Transcribe, character for character, the stretch of lines in the records from the line containing "series-line-1 <box>123 0 1029 567</box>" through the line containing "y-tick-label: 2×10-17 <box>66". Include both of those lines.

[Spatial layout records]
((

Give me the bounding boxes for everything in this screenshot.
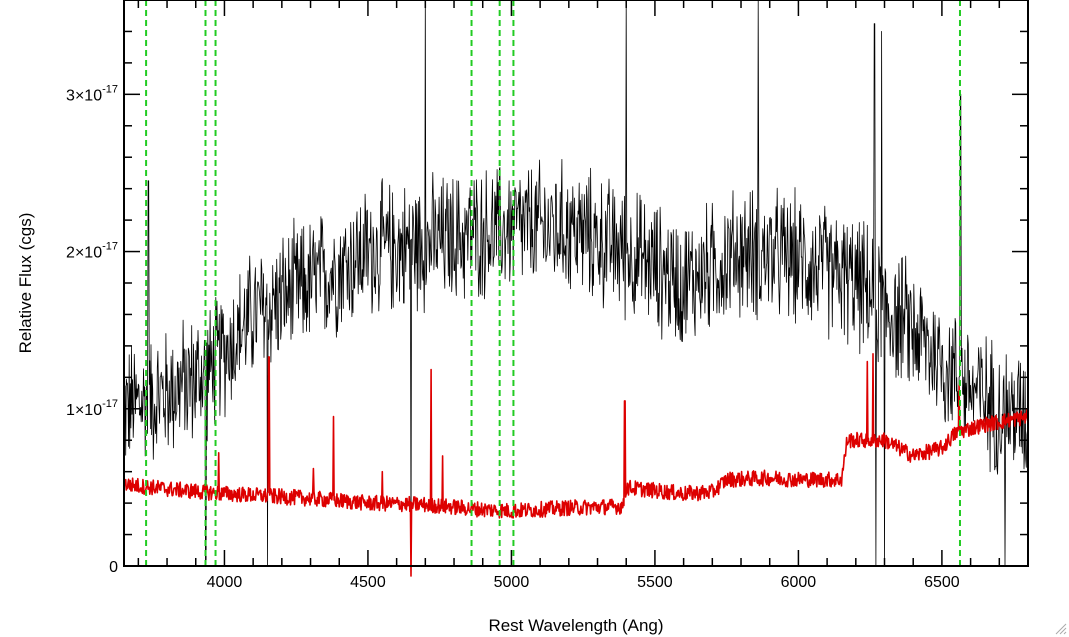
series-line-1 <box>123 0 1029 567</box>
x-tick-label: 6500 <box>924 574 960 591</box>
resize-grip-icon[interactable] <box>1055 623 1067 635</box>
y-tick-label: 1×10-17 <box>66 398 118 419</box>
x-tick-label: 5500 <box>637 574 673 591</box>
emission-line-markers <box>145 0 961 566</box>
x-tick-label: 4000 <box>207 574 243 591</box>
x-tick-label: 6000 <box>781 574 817 591</box>
x-axis-title: Rest Wavelength (Ang) <box>488 616 663 635</box>
y-axis-title: Relative Flux (cgs) <box>16 213 35 354</box>
series-line-2 <box>123 353 1029 577</box>
y-tick-label: 2×10-17 <box>66 241 118 262</box>
axis-ticks <box>124 0 1029 567</box>
x-tick-label: 5000 <box>494 574 530 591</box>
plot-frame <box>123 0 1029 567</box>
x-tick-label: 4500 <box>350 574 386 591</box>
series-layer <box>123 0 1029 577</box>
x-tick-labels: 4000 4500 5000 5500 6000 6500 <box>207 574 960 591</box>
y-tick-label: 3×10-17 <box>66 83 118 104</box>
y-tick-labels: 0 1×10-17 2×10-17 3×10-17 <box>66 83 118 576</box>
y-tick-label: 0 <box>109 559 118 576</box>
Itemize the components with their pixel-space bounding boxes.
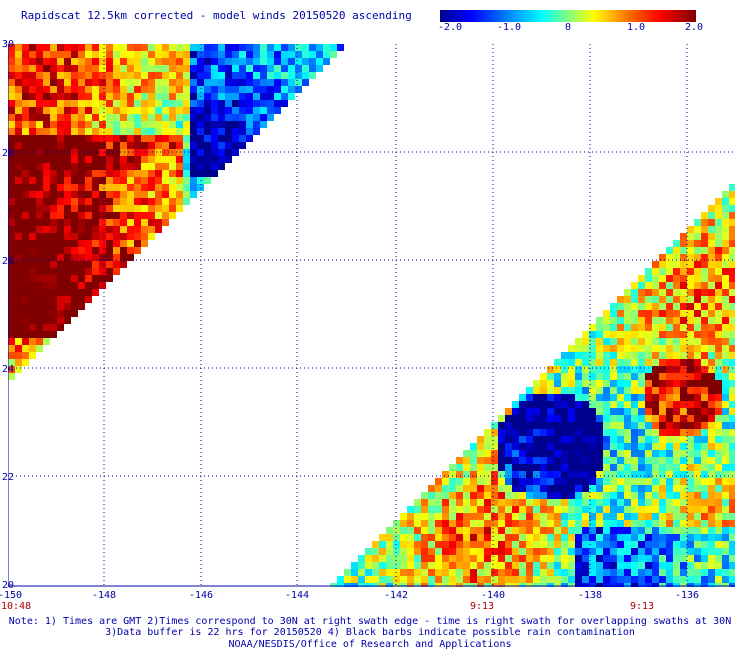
- lat-label-20: 20: [2, 580, 15, 591]
- lon-label-136: -136: [674, 590, 700, 601]
- colorbar-label-pos1: 1.0: [626, 22, 646, 33]
- swath-time-center: 9:13: [470, 601, 495, 612]
- lat-label-24: 24: [2, 364, 15, 375]
- colorbar-label-neg2: -2.0: [437, 22, 463, 33]
- lon-label-148: -148: [91, 590, 117, 601]
- note-line-1: Note: 1) Times are GMT 2)Times correspon…: [8, 616, 732, 627]
- swath-pixels: [8, 44, 735, 587]
- lat-label-30: 30: [2, 39, 15, 50]
- lon-label-140: -140: [480, 590, 506, 601]
- colorbar-label-neg1: -1.0: [496, 22, 522, 33]
- note-line-3: NOAA/NESDIS/Office of Research and Appli…: [228, 639, 512, 650]
- colorbar: -2.0 -1.0 0 1.0 2.0: [438, 10, 703, 33]
- lat-label-28: 28: [2, 148, 15, 159]
- lon-label-150: -150: [0, 590, 23, 601]
- lat-label-22: 22: [2, 472, 15, 483]
- lat-label-26: 26: [2, 256, 15, 267]
- colorbar-gradient: [440, 10, 696, 22]
- lon-label-146: -146: [188, 590, 214, 601]
- lon-label-142: -142: [383, 590, 409, 601]
- colorbar-label-pos2: 2.0: [684, 22, 704, 33]
- wind-difference-map: [8, 44, 735, 587]
- lon-label-144: -144: [284, 590, 310, 601]
- swath-time-right: 9:13: [630, 601, 655, 612]
- swath-time-left: 10:48: [1, 601, 32, 612]
- map-title: Rapidscat 12.5km corrected - model winds…: [21, 9, 412, 22]
- colorbar-label-zero: 0: [564, 22, 572, 33]
- lon-label-138: -138: [577, 590, 603, 601]
- note-line-2: 3)Data buffer is 22 hrs for 20150520 4) …: [105, 627, 635, 638]
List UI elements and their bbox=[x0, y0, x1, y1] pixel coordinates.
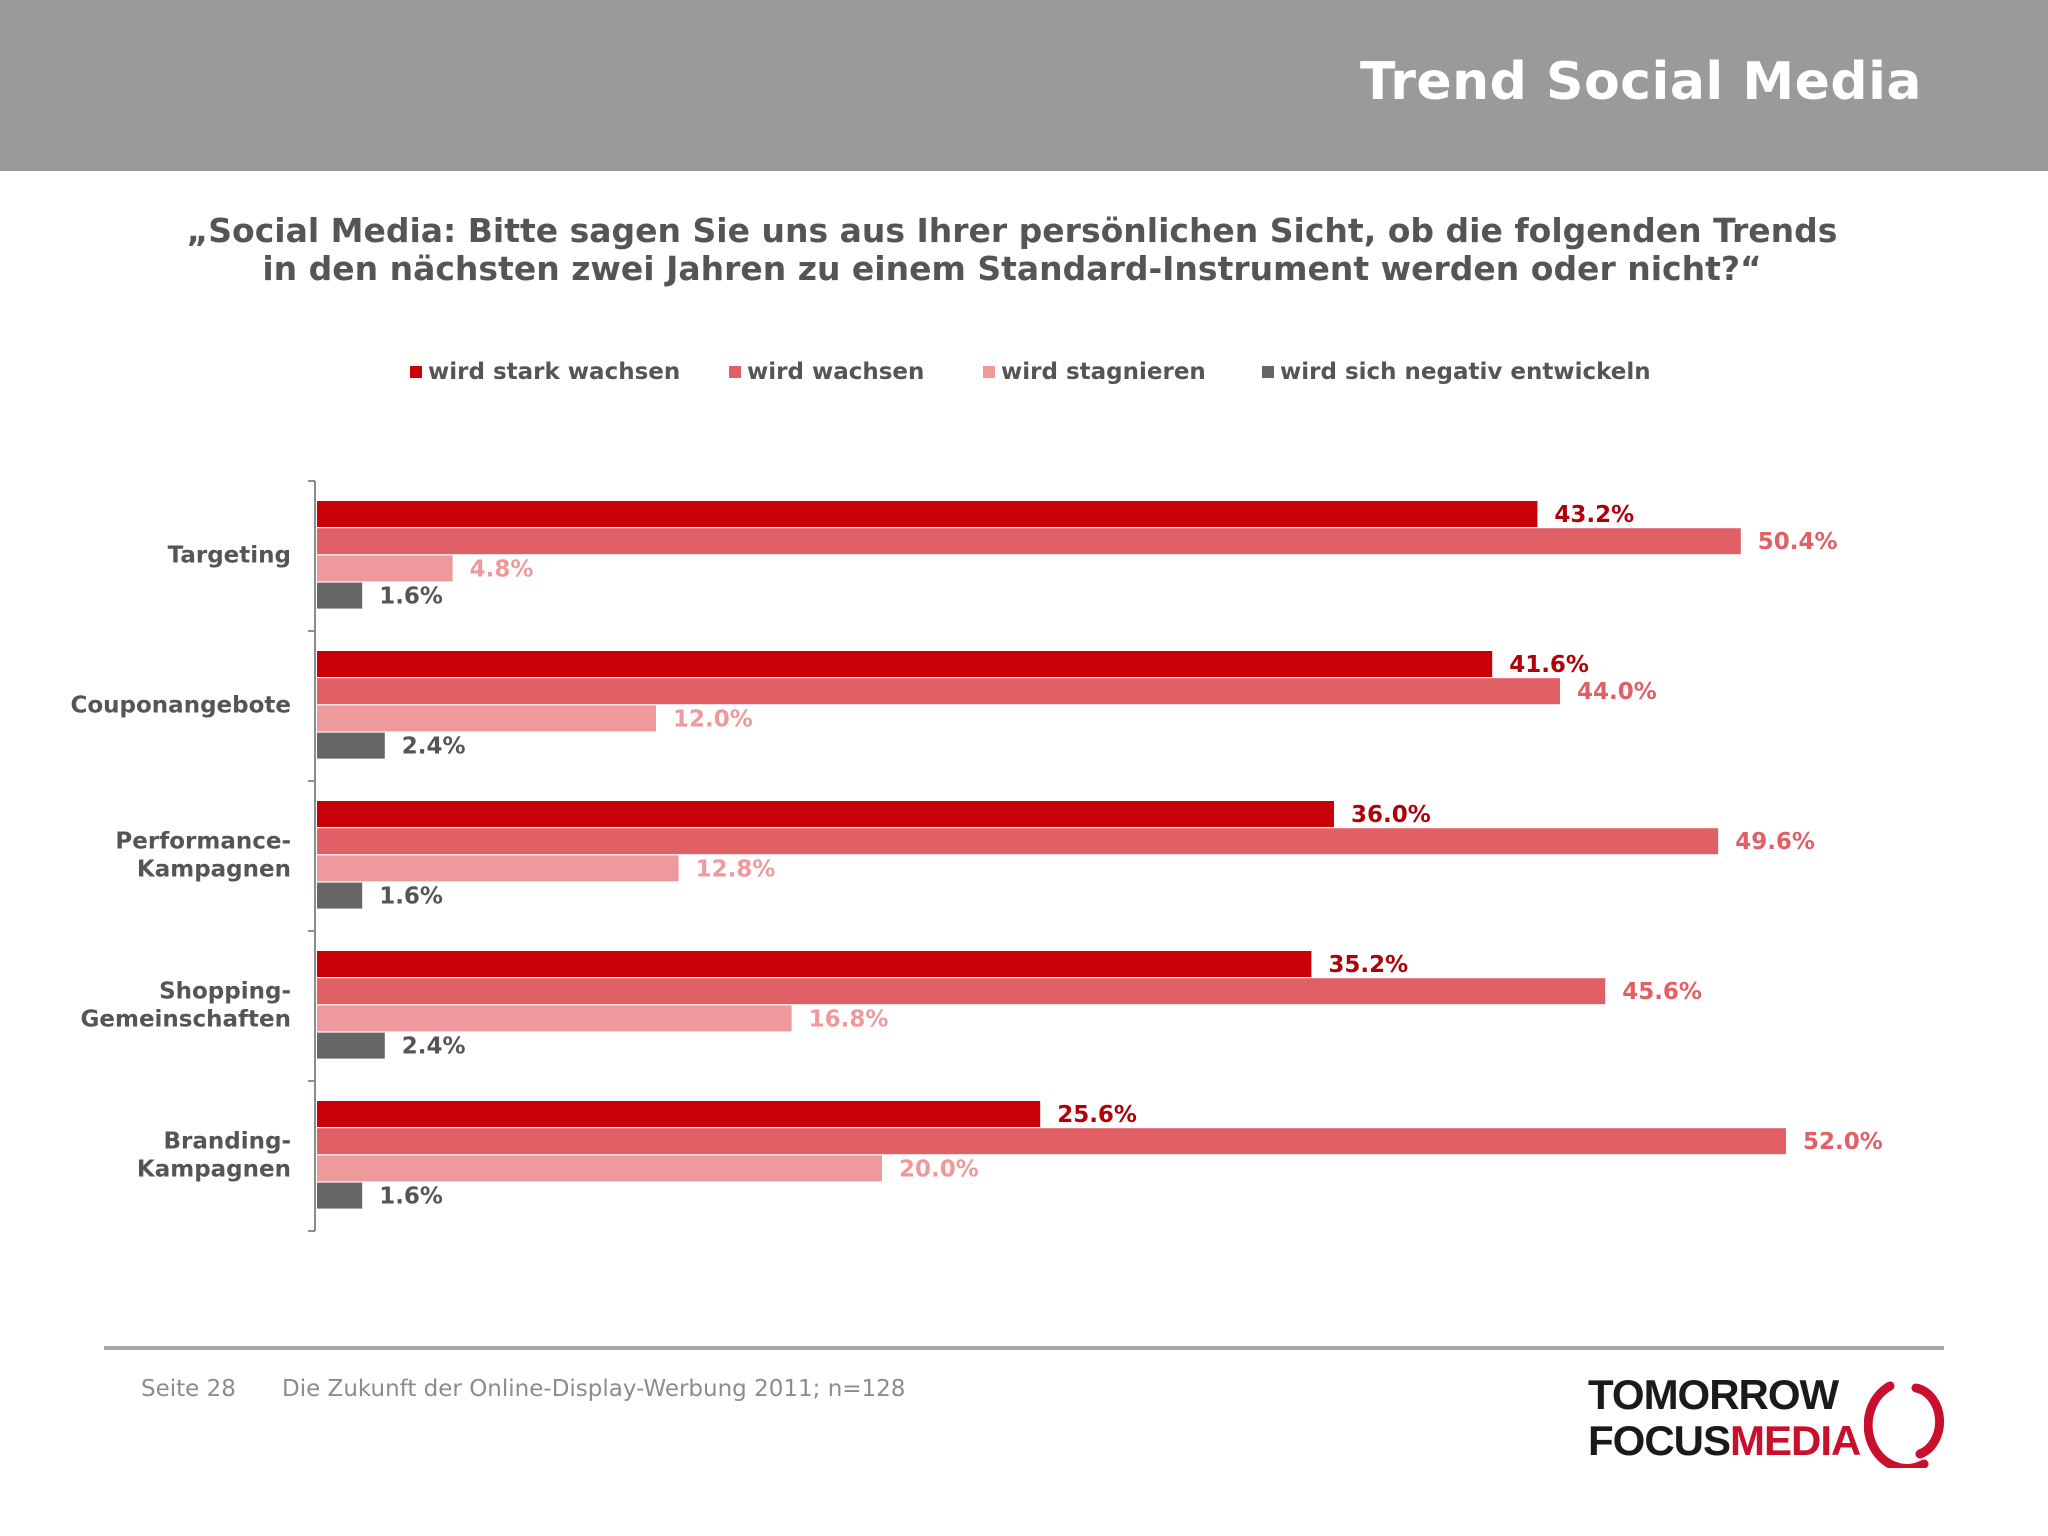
data-label: 12.8% bbox=[696, 856, 776, 882]
survey-question-line-1: „Social Media: Bitte sagen Sie uns aus I… bbox=[186, 211, 1838, 250]
data-label: 2.4% bbox=[402, 734, 466, 760]
category-label: Targeting bbox=[168, 542, 291, 568]
bar bbox=[317, 1128, 1786, 1155]
bar bbox=[317, 678, 1560, 705]
data-label: 16.8% bbox=[809, 1006, 889, 1032]
data-label: 2.4% bbox=[402, 1034, 466, 1060]
data-label: 43.2% bbox=[1554, 502, 1634, 528]
header-band bbox=[0, 0, 2048, 171]
bar bbox=[317, 582, 363, 609]
data-label: 35.2% bbox=[1328, 952, 1408, 978]
chart-legend: wird stark wachsen wird wachsen wird sta… bbox=[0, 357, 2048, 387]
bar bbox=[317, 1155, 882, 1182]
bar bbox=[317, 828, 1719, 855]
data-label: 36.0% bbox=[1351, 802, 1431, 828]
data-label: 1.6% bbox=[379, 884, 443, 910]
data-label: 44.0% bbox=[1577, 679, 1657, 705]
footer-divider bbox=[104, 1346, 1944, 1350]
data-label: 1.6% bbox=[379, 1184, 443, 1210]
legend-label-negativ: wird sich negativ entwickeln bbox=[1280, 359, 1651, 385]
legend-item-stagnieren: wird stagnieren bbox=[983, 357, 1206, 387]
category-label: Couponangebote bbox=[70, 692, 291, 718]
logo-word-media: MEDIA bbox=[1730, 1417, 1861, 1464]
legend-item-negativ: wird sich negativ entwickeln bbox=[1262, 357, 1651, 387]
data-label: 50.4% bbox=[1758, 529, 1838, 555]
bar bbox=[317, 951, 1312, 977]
bar bbox=[317, 1005, 792, 1032]
bar bbox=[317, 855, 679, 882]
logo-line-2: FOCUSMEDIA bbox=[1588, 1417, 1861, 1464]
category-label: Branding-Kampagnen bbox=[137, 1128, 291, 1182]
bar bbox=[317, 882, 363, 909]
survey-question: „Social Media: Bitte sagen Sie uns aus I… bbox=[0, 212, 2024, 288]
data-label: 52.0% bbox=[1803, 1129, 1883, 1155]
data-label: 20.0% bbox=[899, 1156, 979, 1182]
bar bbox=[317, 528, 1741, 555]
legend-swatch-stagnieren bbox=[983, 366, 995, 378]
data-label: 1.6% bbox=[379, 584, 443, 610]
category-label: Performance-Kampagnen bbox=[115, 828, 291, 882]
legend-swatch-stark-wachsen bbox=[410, 366, 422, 378]
bar bbox=[317, 732, 385, 759]
data-label: 45.6% bbox=[1622, 979, 1702, 1005]
legend-item-wachsen: wird wachsen bbox=[729, 357, 924, 387]
page-number: Seite 28 bbox=[141, 1376, 236, 1402]
bar bbox=[317, 651, 1493, 677]
data-label: 25.6% bbox=[1057, 1102, 1137, 1128]
bar bbox=[317, 555, 453, 582]
legend-label-stagnieren: wird stagnieren bbox=[1001, 359, 1206, 385]
bar bbox=[317, 501, 1538, 527]
data-label: 41.6% bbox=[1509, 652, 1589, 678]
category-label: Shopping-Gemeinschaften bbox=[81, 978, 292, 1032]
source-note: Die Zukunft der Online-Display-Werbung 2… bbox=[282, 1376, 906, 1402]
bar bbox=[317, 1101, 1041, 1127]
survey-question-line-2: in den nächsten zwei Jahren zu einem Sta… bbox=[262, 249, 1762, 288]
page-title: Trend Social Media bbox=[1359, 52, 1922, 112]
logo-word-focus: FOCUS bbox=[1588, 1417, 1731, 1464]
data-label: 12.0% bbox=[673, 706, 753, 732]
bar bbox=[317, 705, 656, 732]
data-label: 4.8% bbox=[470, 556, 534, 582]
legend-swatch-negativ bbox=[1262, 366, 1274, 378]
legend-item-stark-wachsen: wird stark wachsen bbox=[410, 357, 680, 387]
bar-chart: Targeting 43.2% 50.4% 4.8% 1.6% Couponangebot… bbox=[70, 480, 1883, 1232]
legend-swatch-wachsen bbox=[729, 366, 741, 378]
company-logo: TOMORROW FOCUSMEDIA bbox=[1588, 1372, 1948, 1482]
logo-ring-icon bbox=[1864, 1381, 1945, 1468]
bar bbox=[317, 1182, 363, 1209]
legend-label-wachsen: wird wachsen bbox=[747, 359, 925, 385]
logo-line-1: TOMORROW bbox=[1588, 1371, 1839, 1418]
bar bbox=[317, 978, 1606, 1005]
bar bbox=[317, 801, 1334, 827]
legend-label-stark-wachsen: wird stark wachsen bbox=[428, 359, 681, 385]
data-label: 49.6% bbox=[1735, 829, 1815, 855]
bar bbox=[317, 1032, 385, 1059]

))

◆ TASK RESPONSE ◆
series-line-1 <box>123 0 1029 567</box>
x-tick-label: 6500 <box>924 574 960 591</box>
resize-grip-icon[interactable] <box>1055 623 1067 635</box>
y-tick-label: 1×10-17 <box>66 398 118 419</box>
x-tick-label: 5500 <box>637 574 673 591</box>
emission-line-markers <box>145 0 961 566</box>
x-tick-label: 4000 <box>207 574 243 591</box>
x-tick-label: 6000 <box>781 574 817 591</box>
x-axis-title: Rest Wavelength (Ang) <box>488 616 663 635</box>
y-axis-title: Relative Flux (cgs) <box>16 213 35 354</box>
series-line-2 <box>123 353 1029 577</box>
y-tick-label: 2×10-17 <box>66 241 118 262</box>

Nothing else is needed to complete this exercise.